— start of SUPPLIED INFORMATION —

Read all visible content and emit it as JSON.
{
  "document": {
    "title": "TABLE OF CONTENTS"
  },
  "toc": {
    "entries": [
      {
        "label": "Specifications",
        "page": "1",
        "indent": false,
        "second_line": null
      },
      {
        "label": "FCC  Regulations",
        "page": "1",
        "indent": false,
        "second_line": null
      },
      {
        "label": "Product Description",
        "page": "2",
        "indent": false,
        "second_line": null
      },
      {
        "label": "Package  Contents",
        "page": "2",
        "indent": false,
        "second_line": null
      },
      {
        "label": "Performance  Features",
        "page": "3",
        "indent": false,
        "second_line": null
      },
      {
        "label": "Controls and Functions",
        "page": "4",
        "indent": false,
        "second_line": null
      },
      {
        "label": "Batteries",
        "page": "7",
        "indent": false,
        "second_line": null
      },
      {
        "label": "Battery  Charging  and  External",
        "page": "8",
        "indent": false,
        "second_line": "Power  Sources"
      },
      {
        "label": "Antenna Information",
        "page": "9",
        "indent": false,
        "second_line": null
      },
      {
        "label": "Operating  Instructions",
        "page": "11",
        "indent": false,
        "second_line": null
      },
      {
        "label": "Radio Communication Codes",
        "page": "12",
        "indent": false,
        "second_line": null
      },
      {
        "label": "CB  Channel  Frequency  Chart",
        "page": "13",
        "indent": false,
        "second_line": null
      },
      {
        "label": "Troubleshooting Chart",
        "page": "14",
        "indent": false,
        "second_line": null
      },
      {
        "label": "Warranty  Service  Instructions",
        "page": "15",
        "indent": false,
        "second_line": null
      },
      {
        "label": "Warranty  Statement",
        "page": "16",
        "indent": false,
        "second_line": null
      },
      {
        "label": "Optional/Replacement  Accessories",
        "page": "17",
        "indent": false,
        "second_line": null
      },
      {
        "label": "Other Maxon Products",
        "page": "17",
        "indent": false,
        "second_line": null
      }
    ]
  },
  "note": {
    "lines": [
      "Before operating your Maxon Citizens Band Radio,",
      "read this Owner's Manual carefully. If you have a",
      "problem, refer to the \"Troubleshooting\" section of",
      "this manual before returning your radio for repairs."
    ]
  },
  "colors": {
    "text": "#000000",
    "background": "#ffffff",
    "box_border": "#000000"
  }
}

— end of SUPPLIED INFORMATION —

Transcribe the whole listing exactly.

Read all visible content and emit it as JSON.
{
  "document": {
    "title": "TABLE OF CONTENTS"
  },
  "toc": {
    "entries": [
      {
        "label": "Specifications",
        "page": "1",
        "indent": false,
        "second_line": null
      },
      {
        "label": "FCC  Regulations",
        "page": "1",
        "indent": false,
        "second_line": null
      },
      {
        "label": "Product Description",
        "page": "2",
        "indent": false,
        "second_line": null
      },
      {
        "label": "Package  Contents",
        "page": "2",
        "indent": false,
        "second_line": null
      },
      {
        "label": "Performance  Features",
        "page": "3",
        "indent": false,
        "second_line": null
      },
      {
        "label": "Controls and Functions",
        "page": "4",
        "indent": false,
        "second_line": null
      },
      {
        "label": "Batteries",
        "page": "7",
        "indent": false,
        "second_line": null
      },
      {
        "label": "Battery  Charging  and  External",
        "page": "8",
        "indent": false,
        "second_line": "Power  Sources"
      },
      {
        "label": "Antenna Information",
        "page": "9",
        "indent": false,
        "second_line": null
      },
      {
        "label": "Operating  Instructions",
        "page": "11",
        "indent": false,
        "second_line": null
      },
      {
        "label": "Radio Communication Codes",
        "page": "12",
        "indent": false,
        "second_line": null
      },
      {
        "label": "CB  Channel  Frequency  Chart",
        "page": "13",
        "indent": false,
        "second_line": null
      },
      {
        "label": "Troubleshooting Chart",
        "page": "14",
        "indent": false,
        "second_line": null
      },
      {
        "label": "Warranty  Service  Instructions",
        "page": "15",
        "indent": false,
        "second_line": null
      },
      {
        "label": "Warranty  Statement",
        "page": "16",
        "indent": false,
        "second_line": null
      },
      {
        "label": "Optional/Replacement  Accessories",
        "page": "17",
        "indent": false,
        "second_line": null
      },
      {
        "label": "Other Maxon Products",
        "page": "17",
        "indent": false,
        "second_line": null
      }
    ]
  },
  "note": {
    "lines": [
      "Before operating your Maxon Citizens Band Radio,",
      "read this Owner's Manual carefully. If you have a",
      "problem, refer to the \"Troubleshooting\" section of",
      "this manual before returning your radio for repairs."
    ]
  },
  "colors": {
    "text": "#000000",
    "background": "#ffffff",
    "box_border": "#000000"
  }
}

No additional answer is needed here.